>> Begin

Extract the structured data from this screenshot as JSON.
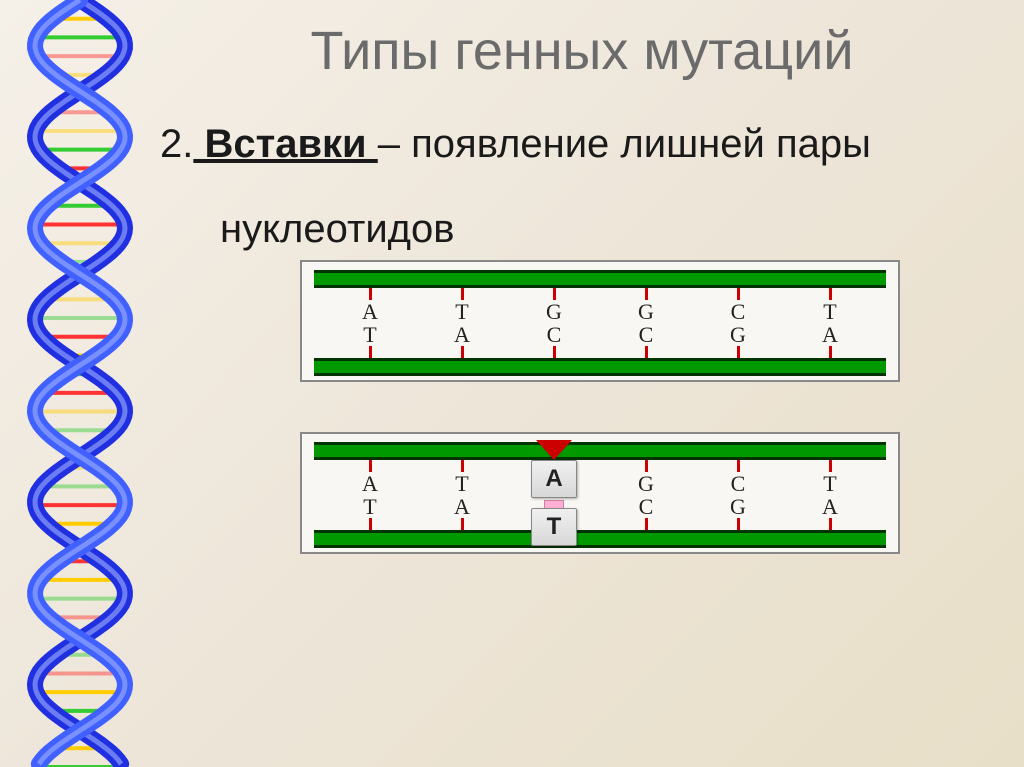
{
  "slide": {
    "title": "Типы генных мутаций",
    "title_fontsize": 54,
    "title_color": "#6b6b6b",
    "item_number": "2.",
    "term": " Вставки ",
    "definition_part1": "– появление лишней пары",
    "definition_line2": "нуклеотидов",
    "subtitle_fontsize": 40,
    "subtitle_color": "#1a1a1a"
  },
  "dna_helix": {
    "backbone_color_1": "#2030e0",
    "backbone_color_2": "#4060ff",
    "rung_colors": [
      "#ff3333",
      "#ffcc00",
      "#33cc33"
    ]
  },
  "diagram": {
    "strand_fill": "#009900",
    "strand_border": "#003300",
    "tick_color": "#cc0000",
    "base_color": "#222222",
    "base_fontsize": 22,
    "box_bg": "#f9f7f3",
    "box_border": "#888888",
    "original": {
      "top": [
        "A",
        "T",
        "G",
        "G",
        "C",
        "T"
      ],
      "bottom": [
        "T",
        "A",
        "C",
        "C",
        "G",
        "A"
      ]
    },
    "mutated": {
      "top": [
        "A",
        "T",
        "",
        "G",
        "C",
        "T"
      ],
      "bottom": [
        "T",
        "A",
        "",
        "C",
        "G",
        "A"
      ],
      "insert_index": 2,
      "insert_top_label": "А",
      "insert_bottom_label": "Т",
      "marker_color": "#cc0000",
      "insert_box_bg": "#e8e8e8",
      "insert_box_fontsize": 24,
      "insert_pink": "#ffb0d4"
    }
  }
}
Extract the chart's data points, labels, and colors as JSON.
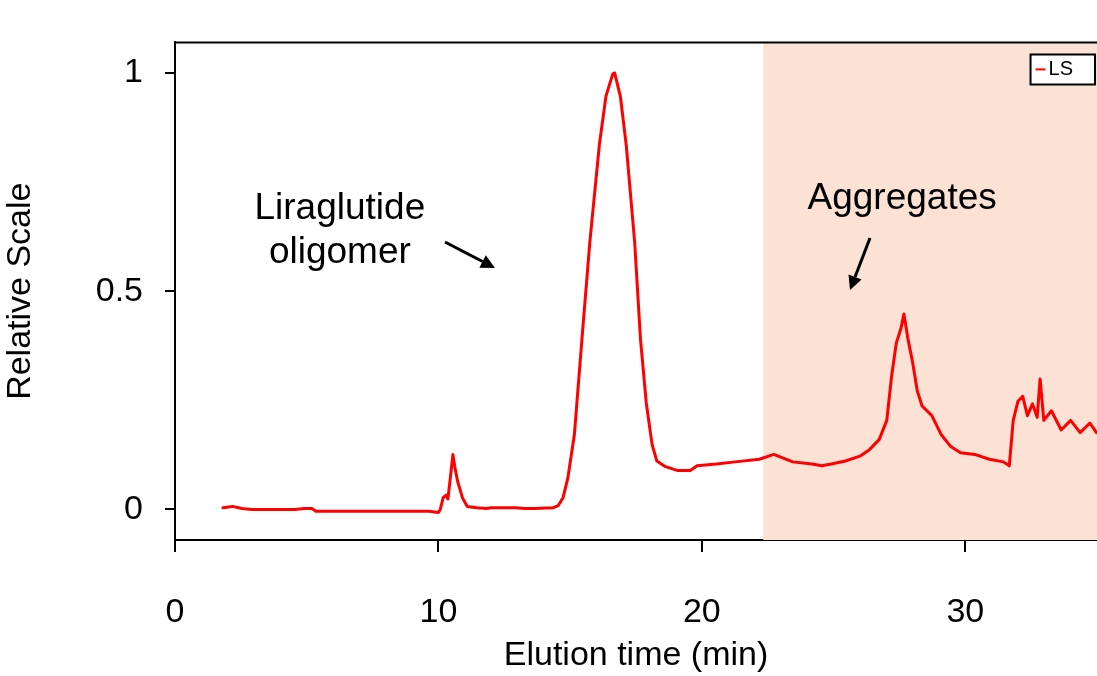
{
  "chart_data": {
    "type": "line",
    "xlabel": "Elution time (min)",
    "ylabel": "Relative Scale",
    "xlim": [
      0,
      35
    ],
    "xticks": [
      0,
      10,
      20,
      30
    ],
    "ylim": [
      -0.07,
      1.07
    ],
    "yticks": [
      0,
      0.5,
      1
    ],
    "grid": false,
    "legend": "top right",
    "marker": "none",
    "line_style": "solid",
    "annotations": [
      "Liraglutide\noligomer",
      "Aggregates"
    ],
    "bands": [
      {
        "axis": "x",
        "from": 22.33,
        "to": 35,
        "color": "#fbe2d5"
      }
    ],
    "series": [
      {
        "name": "LS",
        "color": "#ff0000",
        "x": [
          1.82,
          2.18,
          2.55,
          2.91,
          4.55,
          4.91,
          5.2,
          5.35,
          9.64,
          10.0,
          10.07,
          10.18,
          10.29,
          10.36,
          10.47,
          10.55,
          10.62,
          10.73,
          10.91,
          11.09,
          11.45,
          11.82,
          12.0,
          12.91,
          13.27,
          13.64,
          14.36,
          14.55,
          14.73,
          14.91,
          15.16,
          15.45,
          15.75,
          16.11,
          16.36,
          16.62,
          16.69,
          16.91,
          17.13,
          17.45,
          17.67,
          17.89,
          18.11,
          18.29,
          18.62,
          19.09,
          19.56,
          19.82,
          20.55,
          21.27,
          22.18,
          22.73,
          23.45,
          24.18,
          24.55,
          24.91,
          25.45,
          26.0,
          26.36,
          26.73,
          27.02,
          27.2,
          27.38,
          27.56,
          27.67,
          27.82,
          28.0,
          28.18,
          28.36,
          28.73,
          29.09,
          29.45,
          29.82,
          30.36,
          30.91,
          31.45,
          31.67,
          31.82,
          32.0,
          32.18,
          32.36,
          32.55,
          32.73,
          32.84,
          32.98,
          33.27,
          33.64,
          34.0,
          34.36,
          34.73,
          34.98
        ],
        "values": [
          0.004,
          0.007,
          0.002,
          0,
          0,
          0.002,
          0.002,
          -0.004,
          -0.004,
          -0.007,
          0,
          0.027,
          0.033,
          0.024,
          0.082,
          0.126,
          0.098,
          0.064,
          0.027,
          0.007,
          0.004,
          0.002,
          0.004,
          0.004,
          0.002,
          0.002,
          0.004,
          0.009,
          0.027,
          0.071,
          0.171,
          0.392,
          0.614,
          0.836,
          0.947,
          0.998,
          1.0,
          0.945,
          0.834,
          0.612,
          0.39,
          0.244,
          0.149,
          0.111,
          0.098,
          0.089,
          0.089,
          0.1,
          0.104,
          0.109,
          0.115,
          0.126,
          0.109,
          0.104,
          0.1,
          0.104,
          0.111,
          0.122,
          0.137,
          0.16,
          0.204,
          0.304,
          0.381,
          0.415,
          0.448,
          0.392,
          0.337,
          0.271,
          0.237,
          0.215,
          0.171,
          0.144,
          0.13,
          0.126,
          0.115,
          0.109,
          0.1,
          0.204,
          0.248,
          0.259,
          0.215,
          0.242,
          0.211,
          0.299,
          0.204,
          0.226,
          0.182,
          0.204,
          0.176,
          0.198,
          0.176
        ]
      }
    ]
  }
}
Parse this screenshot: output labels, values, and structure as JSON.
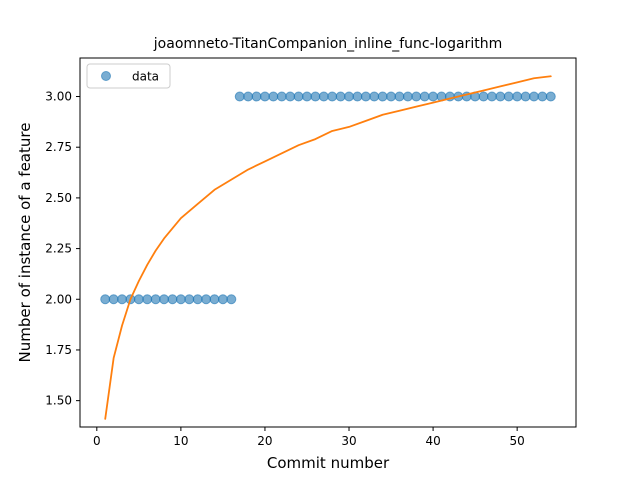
{
  "chart_data": {
    "type": "scatter",
    "title": "joaomneto-TitanCompanion_inline_func-logarithm",
    "xlabel": "Commit number",
    "ylabel": "Number of instance of a feature",
    "xlim": [
      -2,
      57
    ],
    "ylim": [
      1.37,
      3.19
    ],
    "x_ticks": [
      0,
      10,
      20,
      30,
      40,
      50
    ],
    "y_ticks": [
      1.5,
      1.75,
      2.0,
      2.25,
      2.5,
      2.75,
      3.0
    ],
    "x_tick_labels": [
      "0",
      "10",
      "20",
      "30",
      "40",
      "50"
    ],
    "y_tick_labels": [
      "1.50",
      "1.75",
      "2.00",
      "2.25",
      "2.50",
      "2.75",
      "3.00"
    ],
    "legend": {
      "position": "top-left",
      "entries": [
        "data"
      ]
    },
    "series": [
      {
        "name": "data",
        "kind": "scatter",
        "color": "#1f77b4",
        "x": [
          1,
          2,
          3,
          4,
          5,
          6,
          7,
          8,
          9,
          10,
          11,
          12,
          13,
          14,
          15,
          16,
          17,
          18,
          19,
          20,
          21,
          22,
          23,
          24,
          25,
          26,
          27,
          28,
          29,
          30,
          31,
          32,
          33,
          34,
          35,
          36,
          37,
          38,
          39,
          40,
          41,
          42,
          43,
          44,
          45,
          46,
          47,
          48,
          49,
          50,
          51,
          52,
          53,
          54
        ],
        "y": [
          2,
          2,
          2,
          2,
          2,
          2,
          2,
          2,
          2,
          2,
          2,
          2,
          2,
          2,
          2,
          2,
          3,
          3,
          3,
          3,
          3,
          3,
          3,
          3,
          3,
          3,
          3,
          3,
          3,
          3,
          3,
          3,
          3,
          3,
          3,
          3,
          3,
          3,
          3,
          3,
          3,
          3,
          3,
          3,
          3,
          3,
          3,
          3,
          3,
          3,
          3,
          3,
          3,
          3
        ]
      },
      {
        "kind": "line",
        "color": "#ff7f0e",
        "x": [
          1,
          2,
          3,
          4,
          5,
          6,
          7,
          8,
          9,
          10,
          12,
          14,
          16,
          18,
          20,
          22,
          24,
          26,
          28,
          30,
          32,
          34,
          36,
          38,
          40,
          42,
          44,
          46,
          48,
          50,
          52,
          54
        ],
        "y": [
          1.41,
          1.71,
          1.87,
          2.0,
          2.09,
          2.17,
          2.24,
          2.3,
          2.35,
          2.4,
          2.47,
          2.54,
          2.59,
          2.64,
          2.68,
          2.72,
          2.76,
          2.79,
          2.83,
          2.85,
          2.88,
          2.91,
          2.93,
          2.95,
          2.97,
          2.99,
          3.01,
          3.03,
          3.05,
          3.07,
          3.09,
          3.1
        ]
      }
    ]
  }
}
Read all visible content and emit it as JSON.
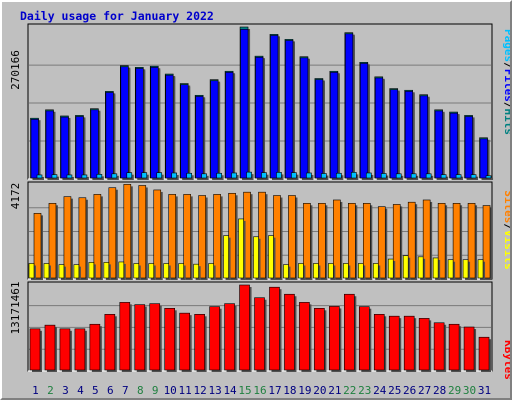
{
  "title": "Daily usage for January 2022",
  "colors": {
    "background": "#c0c0c0",
    "title": "#0000cc",
    "grid": "#7a7a7a",
    "pages": "#00c0ff",
    "files": "#0000ff",
    "hits": "#008080",
    "visits": "#ffff00",
    "sites": "#ff8000",
    "kbytes": "#ff0000",
    "weekend_day": "#208040",
    "weekday": "#000080",
    "label_dark": "#000000"
  },
  "y_axis_labels": {
    "hits": "270166",
    "sites": "4172",
    "kbytes": "13171461"
  },
  "legend": {
    "top": [
      "Pages",
      "/",
      "Files",
      "/",
      "Hits"
    ],
    "middle": [
      "Sites",
      "/",
      "Visits"
    ],
    "bottom": [
      "KBytes"
    ]
  },
  "chart_data": [
    {
      "type": "bar",
      "title": "Daily usage for January 2022",
      "panel": "hits",
      "categories": [
        "1",
        "2",
        "3",
        "4",
        "5",
        "6",
        "7",
        "8",
        "9",
        "10",
        "11",
        "12",
        "13",
        "14",
        "15",
        "16",
        "17",
        "18",
        "19",
        "20",
        "21",
        "22",
        "23",
        "24",
        "25",
        "26",
        "27",
        "28",
        "29",
        "30",
        "31"
      ],
      "weekend_days": [
        "2",
        "8",
        "9",
        "15",
        "16",
        "22",
        "23",
        "29",
        "30"
      ],
      "ylim": [
        0,
        270166
      ],
      "grid": true,
      "series": [
        {
          "name": "Hits",
          "values": [
            107000,
            122000,
            111000,
            112000,
            124000,
            155000,
            201000,
            198000,
            200000,
            186000,
            169000,
            148000,
            176000,
            191000,
            270166,
            218000,
            257000,
            248000,
            217000,
            178000,
            191000,
            260000,
            207000,
            181000,
            160000,
            157000,
            149000,
            122000,
            118000,
            112000,
            72000
          ]
        },
        {
          "name": "Files",
          "values": [
            105000,
            120000,
            109000,
            110000,
            122000,
            153000,
            199000,
            196000,
            198000,
            184000,
            167000,
            146000,
            174000,
            189000,
            266000,
            216000,
            255000,
            246000,
            215000,
            176000,
            189000,
            258000,
            205000,
            179000,
            158000,
            155000,
            147000,
            120000,
            116000,
            110000,
            70000
          ]
        },
        {
          "name": "Pages",
          "values": [
            5500,
            6000,
            5500,
            5500,
            6500,
            7500,
            9500,
            9500,
            9500,
            9000,
            8500,
            7500,
            8500,
            9000,
            10500,
            9500,
            10000,
            9500,
            9000,
            8000,
            8500,
            10000,
            9000,
            8000,
            7500,
            7500,
            7500,
            6000,
            6000,
            6000,
            4000
          ]
        }
      ]
    },
    {
      "type": "bar",
      "panel": "sites",
      "categories": [
        "1",
        "2",
        "3",
        "4",
        "5",
        "6",
        "7",
        "8",
        "9",
        "10",
        "11",
        "12",
        "13",
        "14",
        "15",
        "16",
        "17",
        "18",
        "19",
        "20",
        "21",
        "22",
        "23",
        "24",
        "25",
        "26",
        "27",
        "28",
        "29",
        "30",
        "31"
      ],
      "ylim": [
        0,
        4172
      ],
      "grid": true,
      "series": [
        {
          "name": "Sites",
          "values": [
            2900,
            3350,
            3650,
            3600,
            3750,
            4050,
            4200,
            4150,
            3950,
            3750,
            3750,
            3700,
            3750,
            3800,
            3850,
            3850,
            3700,
            3700,
            3350,
            3350,
            3500,
            3350,
            3350,
            3200,
            3300,
            3400,
            3500,
            3350,
            3350,
            3350,
            3250
          ]
        },
        {
          "name": "Visits",
          "values": [
            650,
            650,
            600,
            600,
            700,
            700,
            720,
            650,
            650,
            650,
            650,
            620,
            650,
            1900,
            2650,
            1850,
            1900,
            600,
            650,
            650,
            650,
            650,
            650,
            650,
            850,
            1000,
            950,
            900,
            820,
            820,
            820
          ]
        }
      ]
    },
    {
      "type": "bar",
      "panel": "kbytes",
      "categories": [
        "1",
        "2",
        "3",
        "4",
        "5",
        "6",
        "7",
        "8",
        "9",
        "10",
        "11",
        "12",
        "13",
        "14",
        "15",
        "16",
        "17",
        "18",
        "19",
        "20",
        "21",
        "22",
        "23",
        "24",
        "25",
        "26",
        "27",
        "28",
        "29",
        "30",
        "31"
      ],
      "ylim": [
        0,
        13171461
      ],
      "grid": true,
      "series": [
        {
          "name": "KBytes",
          "values": [
            6380000,
            6950000,
            6380000,
            6380000,
            7090000,
            8630000,
            10480000,
            10130000,
            10280000,
            9560000,
            8810000,
            8630000,
            9810000,
            10280000,
            13171461,
            11200000,
            12830000,
            11740000,
            10480000,
            9560000,
            9850000,
            11740000,
            9810000,
            8630000,
            8340000,
            8340000,
            8000000,
            7320000,
            7090000,
            6660000,
            5080000
          ]
        }
      ]
    }
  ]
}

>> End

_WHAT YOU WILL DO_: Each line with the string "JSON" in it needs to be found and copied.

_OUTPUT OF THE EXERCISE_:
Extract the structured data from this screenshot as JSON.
Extract the chart's data points, labels, and colors as JSON.
Parse this screenshot: output labels, values, and structure as JSON.
Read all visible content and emit it as JSON.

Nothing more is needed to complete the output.